ENTRIES SUPPLIED:
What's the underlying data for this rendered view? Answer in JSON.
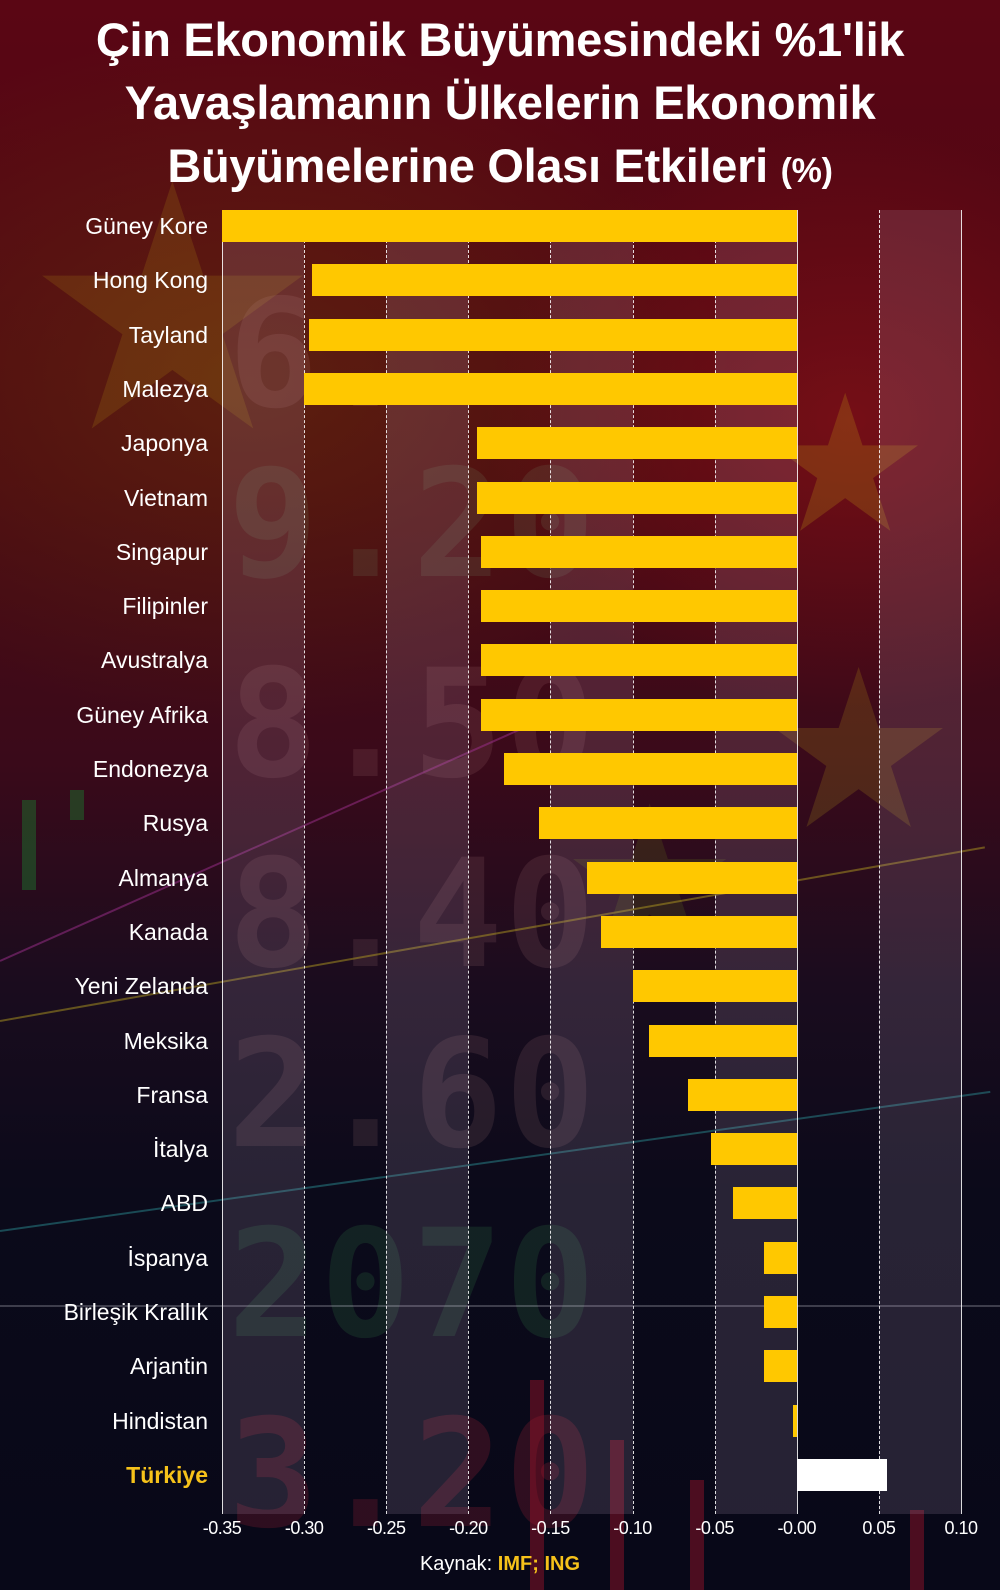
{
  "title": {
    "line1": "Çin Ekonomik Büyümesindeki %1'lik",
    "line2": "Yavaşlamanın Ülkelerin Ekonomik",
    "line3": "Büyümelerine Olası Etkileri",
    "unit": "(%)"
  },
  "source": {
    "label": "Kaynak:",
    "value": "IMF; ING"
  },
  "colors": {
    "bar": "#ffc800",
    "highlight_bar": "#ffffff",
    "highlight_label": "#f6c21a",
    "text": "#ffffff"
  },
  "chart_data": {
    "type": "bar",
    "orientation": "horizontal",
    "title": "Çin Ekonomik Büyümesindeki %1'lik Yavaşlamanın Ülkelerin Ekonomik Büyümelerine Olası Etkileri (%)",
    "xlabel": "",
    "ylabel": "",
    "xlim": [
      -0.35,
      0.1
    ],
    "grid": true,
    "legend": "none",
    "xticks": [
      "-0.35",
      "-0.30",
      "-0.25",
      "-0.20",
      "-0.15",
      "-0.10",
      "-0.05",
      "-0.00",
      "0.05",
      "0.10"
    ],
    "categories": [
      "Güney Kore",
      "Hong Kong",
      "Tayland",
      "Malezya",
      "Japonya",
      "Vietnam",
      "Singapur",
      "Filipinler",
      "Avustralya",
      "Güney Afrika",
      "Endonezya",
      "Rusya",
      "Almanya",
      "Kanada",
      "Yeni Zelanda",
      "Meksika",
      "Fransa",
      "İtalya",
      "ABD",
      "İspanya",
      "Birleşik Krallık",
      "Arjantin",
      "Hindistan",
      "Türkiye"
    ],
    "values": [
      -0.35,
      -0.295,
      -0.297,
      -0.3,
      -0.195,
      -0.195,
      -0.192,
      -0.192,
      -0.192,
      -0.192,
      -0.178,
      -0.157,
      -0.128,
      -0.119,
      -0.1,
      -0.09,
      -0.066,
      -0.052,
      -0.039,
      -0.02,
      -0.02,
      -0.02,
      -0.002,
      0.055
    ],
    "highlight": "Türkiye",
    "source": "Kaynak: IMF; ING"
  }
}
==
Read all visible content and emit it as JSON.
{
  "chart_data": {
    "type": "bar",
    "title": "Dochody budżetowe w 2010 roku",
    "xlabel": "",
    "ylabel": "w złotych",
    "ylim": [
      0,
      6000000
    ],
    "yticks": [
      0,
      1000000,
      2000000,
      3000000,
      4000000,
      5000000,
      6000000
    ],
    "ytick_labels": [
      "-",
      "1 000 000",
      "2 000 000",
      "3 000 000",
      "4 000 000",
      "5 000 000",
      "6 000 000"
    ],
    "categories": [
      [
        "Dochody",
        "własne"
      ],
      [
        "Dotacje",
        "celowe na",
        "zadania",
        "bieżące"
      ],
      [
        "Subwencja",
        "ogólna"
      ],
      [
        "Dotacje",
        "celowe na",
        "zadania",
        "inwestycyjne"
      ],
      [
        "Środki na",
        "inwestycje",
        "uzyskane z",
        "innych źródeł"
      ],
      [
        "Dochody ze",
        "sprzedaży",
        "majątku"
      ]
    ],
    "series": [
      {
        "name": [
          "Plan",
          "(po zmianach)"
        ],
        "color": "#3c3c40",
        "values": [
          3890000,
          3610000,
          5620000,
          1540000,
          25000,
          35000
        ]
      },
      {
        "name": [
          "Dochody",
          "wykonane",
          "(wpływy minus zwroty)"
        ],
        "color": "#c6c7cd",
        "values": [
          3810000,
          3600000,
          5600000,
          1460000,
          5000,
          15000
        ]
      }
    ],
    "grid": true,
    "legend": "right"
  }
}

WHAT YOU WILL DO: Working from the listing above, pick out every line that has "Olası" and copy it.

PROBLEM SOLUTION:
    "line3": "Büyümelerine Olası Etkileri",
    "title": "Çin Ekonomik Büyümesindeki %1'lik Yavaşlamanın Ülkelerin Ekonomik Büyümelerine Olası Etkileri (%)",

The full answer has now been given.